> [Instruction]:
List, from the lines below, each one with "color" in it.

> [Data lines]:
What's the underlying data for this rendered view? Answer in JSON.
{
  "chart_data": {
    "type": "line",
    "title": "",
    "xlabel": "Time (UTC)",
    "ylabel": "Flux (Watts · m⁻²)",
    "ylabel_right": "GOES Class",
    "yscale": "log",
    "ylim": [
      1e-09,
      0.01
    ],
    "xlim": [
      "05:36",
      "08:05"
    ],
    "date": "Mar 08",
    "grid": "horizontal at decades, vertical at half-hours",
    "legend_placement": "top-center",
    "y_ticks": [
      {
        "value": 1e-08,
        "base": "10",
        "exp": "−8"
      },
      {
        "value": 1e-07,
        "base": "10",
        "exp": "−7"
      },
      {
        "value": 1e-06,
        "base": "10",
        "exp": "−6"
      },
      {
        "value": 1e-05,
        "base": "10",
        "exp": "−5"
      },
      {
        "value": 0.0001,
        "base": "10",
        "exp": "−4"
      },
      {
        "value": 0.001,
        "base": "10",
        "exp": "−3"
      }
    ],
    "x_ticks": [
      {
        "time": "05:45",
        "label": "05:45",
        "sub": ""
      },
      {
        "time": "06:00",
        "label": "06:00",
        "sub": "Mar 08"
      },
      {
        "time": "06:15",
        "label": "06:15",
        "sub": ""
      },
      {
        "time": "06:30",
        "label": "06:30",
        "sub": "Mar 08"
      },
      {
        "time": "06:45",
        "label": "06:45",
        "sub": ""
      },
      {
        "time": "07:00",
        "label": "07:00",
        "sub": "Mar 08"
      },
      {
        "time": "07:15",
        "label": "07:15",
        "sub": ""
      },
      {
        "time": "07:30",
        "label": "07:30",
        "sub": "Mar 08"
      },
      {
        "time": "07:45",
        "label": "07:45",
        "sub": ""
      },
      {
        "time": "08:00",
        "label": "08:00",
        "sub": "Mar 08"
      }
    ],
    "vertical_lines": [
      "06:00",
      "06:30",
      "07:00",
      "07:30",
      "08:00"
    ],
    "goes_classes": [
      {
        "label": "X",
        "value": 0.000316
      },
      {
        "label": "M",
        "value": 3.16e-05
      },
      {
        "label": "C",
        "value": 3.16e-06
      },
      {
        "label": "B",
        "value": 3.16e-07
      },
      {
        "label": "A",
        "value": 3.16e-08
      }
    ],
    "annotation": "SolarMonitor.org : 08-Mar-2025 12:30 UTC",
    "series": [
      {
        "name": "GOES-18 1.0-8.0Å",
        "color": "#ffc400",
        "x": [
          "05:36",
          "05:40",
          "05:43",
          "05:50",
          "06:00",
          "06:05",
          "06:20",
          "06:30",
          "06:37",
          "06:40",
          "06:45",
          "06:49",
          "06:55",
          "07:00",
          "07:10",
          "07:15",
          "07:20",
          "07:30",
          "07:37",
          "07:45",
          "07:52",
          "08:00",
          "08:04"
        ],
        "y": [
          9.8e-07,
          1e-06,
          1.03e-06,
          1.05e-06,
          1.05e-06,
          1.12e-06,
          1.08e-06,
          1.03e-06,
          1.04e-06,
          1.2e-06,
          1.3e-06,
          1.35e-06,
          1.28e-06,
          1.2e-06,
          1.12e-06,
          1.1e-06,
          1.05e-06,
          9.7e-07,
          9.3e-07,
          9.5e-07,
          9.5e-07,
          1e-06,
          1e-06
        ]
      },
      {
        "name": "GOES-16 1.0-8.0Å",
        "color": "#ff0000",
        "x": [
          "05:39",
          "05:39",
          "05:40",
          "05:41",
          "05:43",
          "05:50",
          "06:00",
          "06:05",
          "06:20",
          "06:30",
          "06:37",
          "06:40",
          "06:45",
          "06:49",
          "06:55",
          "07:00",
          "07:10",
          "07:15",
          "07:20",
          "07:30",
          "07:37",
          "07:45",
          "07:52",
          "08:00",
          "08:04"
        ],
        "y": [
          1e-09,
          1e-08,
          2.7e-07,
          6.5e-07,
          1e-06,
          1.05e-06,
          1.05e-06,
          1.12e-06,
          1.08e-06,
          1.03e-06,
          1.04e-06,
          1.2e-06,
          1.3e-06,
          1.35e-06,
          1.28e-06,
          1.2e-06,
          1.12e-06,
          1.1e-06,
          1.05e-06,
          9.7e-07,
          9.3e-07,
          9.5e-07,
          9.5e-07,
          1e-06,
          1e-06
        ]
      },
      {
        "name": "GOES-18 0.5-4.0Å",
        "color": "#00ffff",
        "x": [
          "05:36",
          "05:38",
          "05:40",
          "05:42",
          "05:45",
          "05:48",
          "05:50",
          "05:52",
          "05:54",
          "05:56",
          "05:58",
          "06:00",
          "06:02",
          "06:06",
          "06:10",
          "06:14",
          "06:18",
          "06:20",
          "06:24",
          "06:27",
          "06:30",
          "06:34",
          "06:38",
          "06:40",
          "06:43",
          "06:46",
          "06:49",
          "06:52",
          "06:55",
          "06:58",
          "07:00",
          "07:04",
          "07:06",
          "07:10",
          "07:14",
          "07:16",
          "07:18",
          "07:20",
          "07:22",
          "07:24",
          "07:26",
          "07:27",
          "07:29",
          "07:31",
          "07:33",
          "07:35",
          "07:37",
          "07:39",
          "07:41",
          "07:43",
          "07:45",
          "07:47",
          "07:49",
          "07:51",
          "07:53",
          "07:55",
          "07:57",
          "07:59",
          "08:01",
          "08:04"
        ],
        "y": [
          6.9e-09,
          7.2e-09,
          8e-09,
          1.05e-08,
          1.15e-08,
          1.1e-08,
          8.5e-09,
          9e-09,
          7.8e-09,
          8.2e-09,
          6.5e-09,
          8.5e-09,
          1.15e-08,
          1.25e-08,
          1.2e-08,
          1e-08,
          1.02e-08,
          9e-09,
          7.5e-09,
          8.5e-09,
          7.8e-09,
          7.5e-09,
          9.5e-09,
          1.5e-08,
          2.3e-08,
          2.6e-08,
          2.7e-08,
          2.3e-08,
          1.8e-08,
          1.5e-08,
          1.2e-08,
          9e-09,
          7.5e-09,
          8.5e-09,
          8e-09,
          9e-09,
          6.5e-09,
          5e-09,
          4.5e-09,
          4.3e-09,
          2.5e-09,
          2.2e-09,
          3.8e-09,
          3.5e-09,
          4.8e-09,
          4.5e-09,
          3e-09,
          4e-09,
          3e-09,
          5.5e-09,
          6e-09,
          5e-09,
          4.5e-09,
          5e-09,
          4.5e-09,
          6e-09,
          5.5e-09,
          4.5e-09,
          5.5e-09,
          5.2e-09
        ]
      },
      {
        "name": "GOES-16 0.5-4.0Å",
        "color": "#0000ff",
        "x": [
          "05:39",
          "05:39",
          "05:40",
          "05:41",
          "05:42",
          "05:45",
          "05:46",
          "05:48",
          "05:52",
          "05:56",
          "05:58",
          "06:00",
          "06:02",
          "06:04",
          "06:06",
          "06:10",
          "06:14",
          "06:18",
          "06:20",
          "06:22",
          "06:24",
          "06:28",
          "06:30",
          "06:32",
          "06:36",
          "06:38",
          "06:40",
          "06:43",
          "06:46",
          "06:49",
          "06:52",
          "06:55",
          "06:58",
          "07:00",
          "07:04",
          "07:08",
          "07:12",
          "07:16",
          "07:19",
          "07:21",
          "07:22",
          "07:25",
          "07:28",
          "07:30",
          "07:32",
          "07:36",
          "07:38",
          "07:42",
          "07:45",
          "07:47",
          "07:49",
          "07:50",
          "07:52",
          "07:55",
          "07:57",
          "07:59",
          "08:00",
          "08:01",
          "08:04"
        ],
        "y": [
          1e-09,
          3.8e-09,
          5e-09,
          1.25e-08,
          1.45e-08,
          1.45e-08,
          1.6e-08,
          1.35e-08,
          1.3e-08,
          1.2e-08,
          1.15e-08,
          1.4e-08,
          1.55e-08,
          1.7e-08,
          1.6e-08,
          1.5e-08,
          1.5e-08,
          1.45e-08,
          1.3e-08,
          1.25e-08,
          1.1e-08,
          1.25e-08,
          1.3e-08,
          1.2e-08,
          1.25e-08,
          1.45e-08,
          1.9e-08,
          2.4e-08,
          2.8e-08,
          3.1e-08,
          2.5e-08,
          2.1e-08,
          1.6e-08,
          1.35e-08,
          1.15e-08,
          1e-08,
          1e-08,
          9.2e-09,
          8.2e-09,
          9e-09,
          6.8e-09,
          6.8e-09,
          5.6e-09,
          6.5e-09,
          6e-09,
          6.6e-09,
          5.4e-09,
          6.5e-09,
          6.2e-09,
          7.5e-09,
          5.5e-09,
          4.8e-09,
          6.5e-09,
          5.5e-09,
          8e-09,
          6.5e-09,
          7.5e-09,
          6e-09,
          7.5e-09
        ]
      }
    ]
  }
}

> [Solution]:
        "color": "#ffc400",
        "color": "#ff0000",
        "color": "#00ffff",
        "color": "#0000ff",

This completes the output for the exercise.